▶ _Problem to work on_: Output the records exactly. Include every line.

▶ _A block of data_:
::::::
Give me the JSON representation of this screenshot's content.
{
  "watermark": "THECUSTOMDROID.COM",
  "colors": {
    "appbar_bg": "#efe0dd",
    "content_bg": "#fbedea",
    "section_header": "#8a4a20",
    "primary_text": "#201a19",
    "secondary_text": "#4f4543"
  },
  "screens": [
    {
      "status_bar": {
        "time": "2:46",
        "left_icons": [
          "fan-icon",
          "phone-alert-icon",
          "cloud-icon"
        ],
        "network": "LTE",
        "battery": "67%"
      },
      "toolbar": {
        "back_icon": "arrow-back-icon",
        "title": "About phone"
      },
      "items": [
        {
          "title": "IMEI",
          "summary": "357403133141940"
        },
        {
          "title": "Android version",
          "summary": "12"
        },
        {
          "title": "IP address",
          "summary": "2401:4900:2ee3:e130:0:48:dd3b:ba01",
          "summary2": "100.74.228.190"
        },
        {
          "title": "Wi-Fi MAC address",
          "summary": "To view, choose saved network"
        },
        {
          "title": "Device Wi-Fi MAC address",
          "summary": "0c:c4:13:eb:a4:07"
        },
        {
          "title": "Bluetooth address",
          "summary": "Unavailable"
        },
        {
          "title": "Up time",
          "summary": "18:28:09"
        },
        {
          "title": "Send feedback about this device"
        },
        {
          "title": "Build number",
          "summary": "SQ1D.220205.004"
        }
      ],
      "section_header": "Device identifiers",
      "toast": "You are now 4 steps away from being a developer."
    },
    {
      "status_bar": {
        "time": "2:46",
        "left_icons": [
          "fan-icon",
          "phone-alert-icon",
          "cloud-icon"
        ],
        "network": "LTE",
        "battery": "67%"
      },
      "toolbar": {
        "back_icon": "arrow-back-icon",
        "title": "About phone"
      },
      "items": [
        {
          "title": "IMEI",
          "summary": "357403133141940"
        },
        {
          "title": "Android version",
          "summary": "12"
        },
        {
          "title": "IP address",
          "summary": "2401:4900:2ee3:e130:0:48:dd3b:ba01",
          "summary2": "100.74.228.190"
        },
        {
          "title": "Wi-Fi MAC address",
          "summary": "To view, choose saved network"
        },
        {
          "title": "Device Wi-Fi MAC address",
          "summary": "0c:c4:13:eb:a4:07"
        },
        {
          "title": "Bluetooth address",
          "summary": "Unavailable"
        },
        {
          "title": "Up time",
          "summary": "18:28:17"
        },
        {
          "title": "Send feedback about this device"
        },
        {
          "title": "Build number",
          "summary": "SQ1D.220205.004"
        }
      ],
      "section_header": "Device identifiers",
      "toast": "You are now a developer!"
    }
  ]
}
::::::
▶ _Answer in full_:
Give me the JSON representation of this screenshot's content.
{
  "watermark": "THECUSTOMDROID.COM",
  "colors": {
    "appbar_bg": "#efe0dd",
    "content_bg": "#fbedea",
    "section_header": "#8a4a20",
    "primary_text": "#201a19",
    "secondary_text": "#4f4543"
  },
  "screens": [
    {
      "status_bar": {
        "time": "2:46",
        "left_icons": [
          "fan-icon",
          "phone-alert-icon",
          "cloud-icon"
        ],
        "network": "LTE",
        "battery": "67%"
      },
      "toolbar": {
        "back_icon": "arrow-back-icon",
        "title": "About phone"
      },
      "items": [
        {
          "title": "IMEI",
          "summary": "357403133141940"
        },
        {
          "title": "Android version",
          "summary": "12"
        },
        {
          "title": "IP address",
          "summary": "2401:4900:2ee3:e130:0:48:dd3b:ba01",
          "summary2": "100.74.228.190"
        },
        {
          "title": "Wi-Fi MAC address",
          "summary": "To view, choose saved network"
        },
        {
          "title": "Device Wi-Fi MAC address",
          "summary": "0c:c4:13:eb:a4:07"
        },
        {
          "title": "Bluetooth address",
          "summary": "Unavailable"
        },
        {
          "title": "Up time",
          "summary": "18:28:09"
        },
        {
          "title": "Send feedback about this device"
        },
        {
          "title": "Build number",
          "summary": "SQ1D.220205.004"
        }
      ],
      "section_header": "Device identifiers",
      "toast": "You are now 4 steps away from being a developer."
    },
    {
      "status_bar": {
        "time": "2:46",
        "left_icons": [
          "fan-icon",
          "phone-alert-icon",
          "cloud-icon"
        ],
        "network": "LTE",
        "battery": "67%"
      },
      "toolbar": {
        "back_icon": "arrow-back-icon",
        "title": "About phone"
      },
      "items": [
        {
          "title": "IMEI",
          "summary": "357403133141940"
        },
        {
          "title": "Android version",
          "summary": "12"
        },
        {
          "title": "IP address",
          "summary": "2401:4900:2ee3:e130:0:48:dd3b:ba01",
          "summary2": "100.74.228.190"
        },
        {
          "title": "Wi-Fi MAC address",
          "summary": "To view, choose saved network"
        },
        {
          "title": "Device Wi-Fi MAC address",
          "summary": "0c:c4:13:eb:a4:07"
        },
        {
          "title": "Bluetooth address",
          "summary": "Unavailable"
        },
        {
          "title": "Up time",
          "summary": "18:28:17"
        },
        {
          "title": "Send feedback about this device"
        },
        {
          "title": "Build number",
          "summary": "SQ1D.220205.004"
        }
      ],
      "section_header": "Device identifiers",
      "toast": "You are now a developer!"
    }
  ]
}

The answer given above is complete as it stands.